- TRAVAIL À FAIRE -
Citez telles quelles les lignes des entrées ci-dessous, en commençant par la toute première et en vous arrêtant après celle qui contient « Text: Un triángulo con los ángulos: 126 ».

[Extrait d'un jeu de données]
———

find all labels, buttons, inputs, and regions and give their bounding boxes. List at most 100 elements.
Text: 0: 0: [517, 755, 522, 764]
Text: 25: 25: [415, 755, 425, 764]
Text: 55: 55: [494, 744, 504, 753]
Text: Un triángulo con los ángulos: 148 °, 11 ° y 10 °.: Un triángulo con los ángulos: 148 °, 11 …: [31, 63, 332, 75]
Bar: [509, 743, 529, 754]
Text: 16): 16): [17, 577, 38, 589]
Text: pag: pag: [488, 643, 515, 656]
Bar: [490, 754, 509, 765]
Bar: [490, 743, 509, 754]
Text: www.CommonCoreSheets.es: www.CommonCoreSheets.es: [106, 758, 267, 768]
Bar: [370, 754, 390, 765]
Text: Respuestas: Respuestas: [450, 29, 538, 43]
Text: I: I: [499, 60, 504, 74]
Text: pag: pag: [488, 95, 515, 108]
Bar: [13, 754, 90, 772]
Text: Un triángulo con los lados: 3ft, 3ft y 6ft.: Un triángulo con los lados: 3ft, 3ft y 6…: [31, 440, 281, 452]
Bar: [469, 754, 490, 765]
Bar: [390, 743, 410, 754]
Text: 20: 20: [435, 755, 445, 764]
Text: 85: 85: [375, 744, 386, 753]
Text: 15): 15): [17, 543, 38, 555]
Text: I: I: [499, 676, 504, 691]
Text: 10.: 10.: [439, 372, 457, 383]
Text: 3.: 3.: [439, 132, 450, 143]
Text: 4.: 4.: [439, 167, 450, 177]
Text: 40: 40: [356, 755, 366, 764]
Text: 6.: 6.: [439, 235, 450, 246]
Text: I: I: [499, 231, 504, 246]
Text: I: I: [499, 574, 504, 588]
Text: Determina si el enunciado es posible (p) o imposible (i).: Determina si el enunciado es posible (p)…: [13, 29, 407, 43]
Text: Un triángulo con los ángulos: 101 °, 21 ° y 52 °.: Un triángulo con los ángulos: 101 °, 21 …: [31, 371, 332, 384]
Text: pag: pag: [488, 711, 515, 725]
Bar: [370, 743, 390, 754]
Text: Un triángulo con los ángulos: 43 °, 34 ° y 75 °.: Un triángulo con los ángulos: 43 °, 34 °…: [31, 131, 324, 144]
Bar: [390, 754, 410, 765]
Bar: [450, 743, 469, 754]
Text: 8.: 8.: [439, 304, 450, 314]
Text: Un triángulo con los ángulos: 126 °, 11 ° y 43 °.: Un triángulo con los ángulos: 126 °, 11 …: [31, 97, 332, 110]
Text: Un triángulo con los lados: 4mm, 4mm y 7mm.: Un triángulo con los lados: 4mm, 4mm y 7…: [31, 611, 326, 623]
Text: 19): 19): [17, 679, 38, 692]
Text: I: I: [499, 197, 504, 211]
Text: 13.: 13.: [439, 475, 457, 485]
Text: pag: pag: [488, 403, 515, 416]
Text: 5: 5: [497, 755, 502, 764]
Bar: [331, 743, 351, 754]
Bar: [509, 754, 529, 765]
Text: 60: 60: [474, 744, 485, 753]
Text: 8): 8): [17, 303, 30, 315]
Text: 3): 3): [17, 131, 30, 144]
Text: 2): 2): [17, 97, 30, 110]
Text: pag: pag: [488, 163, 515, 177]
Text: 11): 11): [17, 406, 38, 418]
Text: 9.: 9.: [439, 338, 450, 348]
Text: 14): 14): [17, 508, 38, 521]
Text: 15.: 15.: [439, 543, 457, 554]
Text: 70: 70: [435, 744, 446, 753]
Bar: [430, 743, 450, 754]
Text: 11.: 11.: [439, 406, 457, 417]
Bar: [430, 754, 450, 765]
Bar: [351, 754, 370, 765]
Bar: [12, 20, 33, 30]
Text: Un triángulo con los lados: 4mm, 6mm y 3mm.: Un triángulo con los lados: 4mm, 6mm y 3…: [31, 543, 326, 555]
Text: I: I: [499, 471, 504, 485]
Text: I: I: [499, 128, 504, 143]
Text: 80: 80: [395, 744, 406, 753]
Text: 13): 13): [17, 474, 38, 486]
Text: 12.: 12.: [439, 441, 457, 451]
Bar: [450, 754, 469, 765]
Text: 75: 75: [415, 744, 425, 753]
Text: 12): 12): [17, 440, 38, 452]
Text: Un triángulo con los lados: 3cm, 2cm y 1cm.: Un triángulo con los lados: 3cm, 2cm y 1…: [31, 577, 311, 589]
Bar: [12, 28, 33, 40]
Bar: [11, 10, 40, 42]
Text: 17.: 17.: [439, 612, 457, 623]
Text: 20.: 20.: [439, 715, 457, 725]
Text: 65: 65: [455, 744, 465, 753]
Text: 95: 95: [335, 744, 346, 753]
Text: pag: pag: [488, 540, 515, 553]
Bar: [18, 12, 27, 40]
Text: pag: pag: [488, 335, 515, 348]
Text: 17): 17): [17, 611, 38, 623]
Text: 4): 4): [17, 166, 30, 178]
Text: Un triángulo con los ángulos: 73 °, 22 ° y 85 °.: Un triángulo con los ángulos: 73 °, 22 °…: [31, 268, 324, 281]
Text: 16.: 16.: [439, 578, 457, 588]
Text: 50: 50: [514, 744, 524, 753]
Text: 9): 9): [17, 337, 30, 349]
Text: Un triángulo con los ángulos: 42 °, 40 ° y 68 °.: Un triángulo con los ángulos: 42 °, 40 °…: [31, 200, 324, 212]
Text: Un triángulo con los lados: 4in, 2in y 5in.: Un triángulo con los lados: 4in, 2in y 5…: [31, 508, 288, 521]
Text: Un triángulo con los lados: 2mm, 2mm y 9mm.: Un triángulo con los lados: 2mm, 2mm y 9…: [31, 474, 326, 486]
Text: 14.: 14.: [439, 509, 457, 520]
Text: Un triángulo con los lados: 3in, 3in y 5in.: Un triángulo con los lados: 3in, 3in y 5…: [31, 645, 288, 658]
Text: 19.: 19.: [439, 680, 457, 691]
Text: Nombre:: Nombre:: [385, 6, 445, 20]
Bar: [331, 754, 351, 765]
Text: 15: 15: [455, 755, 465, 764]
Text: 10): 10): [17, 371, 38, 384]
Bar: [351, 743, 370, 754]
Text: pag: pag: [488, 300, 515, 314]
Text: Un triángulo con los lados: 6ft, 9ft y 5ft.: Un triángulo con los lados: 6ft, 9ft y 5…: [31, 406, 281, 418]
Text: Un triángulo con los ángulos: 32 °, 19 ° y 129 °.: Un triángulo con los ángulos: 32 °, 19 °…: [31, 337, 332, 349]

———

- RÉSULTAT DE L'EXERCICE -
find all labels, buttons, inputs, and regions and give their bounding boxes. List at most 100 elements.
Text: 0: 0: [517, 755, 522, 764]
Text: 25: 25: [415, 755, 425, 764]
Text: 55: 55: [494, 744, 504, 753]
Text: Un triángulo con los ángulos: 148 °, 11 ° y 10 °.: Un triángulo con los ángulos: 148 °, 11 …: [31, 63, 332, 75]
Bar: [509, 743, 529, 754]
Text: 16): 16): [17, 577, 38, 589]
Text: pag: pag: [488, 643, 515, 656]
Bar: [490, 754, 509, 765]
Bar: [490, 743, 509, 754]
Text: www.CommonCoreSheets.es: www.CommonCoreSheets.es: [106, 758, 267, 768]
Bar: [370, 754, 390, 765]
Text: Respuestas: Respuestas: [450, 29, 538, 43]
Text: I: I: [499, 60, 504, 74]
Text: pag: pag: [488, 95, 515, 108]
Bar: [13, 754, 90, 772]
Text: Un triángulo con los lados: 3ft, 3ft y 6ft.: Un triángulo con los lados: 3ft, 3ft y 6…: [31, 440, 281, 452]
Bar: [469, 754, 490, 765]
Bar: [390, 743, 410, 754]
Text: 20: 20: [435, 755, 445, 764]
Text: 85: 85: [375, 744, 386, 753]
Text: 15): 15): [17, 543, 38, 555]
Text: I: I: [499, 676, 504, 691]
Text: 10.: 10.: [439, 372, 457, 383]
Text: 3.: 3.: [439, 132, 450, 143]
Text: 4.: 4.: [439, 167, 450, 177]
Text: 40: 40: [356, 755, 366, 764]
Text: 6.: 6.: [439, 235, 450, 246]
Text: I: I: [499, 231, 504, 246]
Text: I: I: [499, 574, 504, 588]
Text: Determina si el enunciado es posible (p) o imposible (i).: Determina si el enunciado es posible (p)…: [13, 29, 407, 43]
Text: Un triángulo con los ángulos: 101 °, 21 ° y 52 °.: Un triángulo con los ángulos: 101 °, 21 …: [31, 371, 332, 384]
Text: pag: pag: [488, 711, 515, 725]
Bar: [370, 743, 390, 754]
Text: Un triángulo con los ángulos: 43 °, 34 ° y 75 °.: Un triángulo con los ángulos: 43 °, 34 °…: [31, 131, 324, 144]
Bar: [390, 754, 410, 765]
Bar: [450, 743, 469, 754]
Text: 8.: 8.: [439, 304, 450, 314]
Text: Un triángulo con los ángulos: 126 °, 11 ° y 43 °.: Un triángulo con los ángulos: 126 °, 11 …: [31, 97, 332, 110]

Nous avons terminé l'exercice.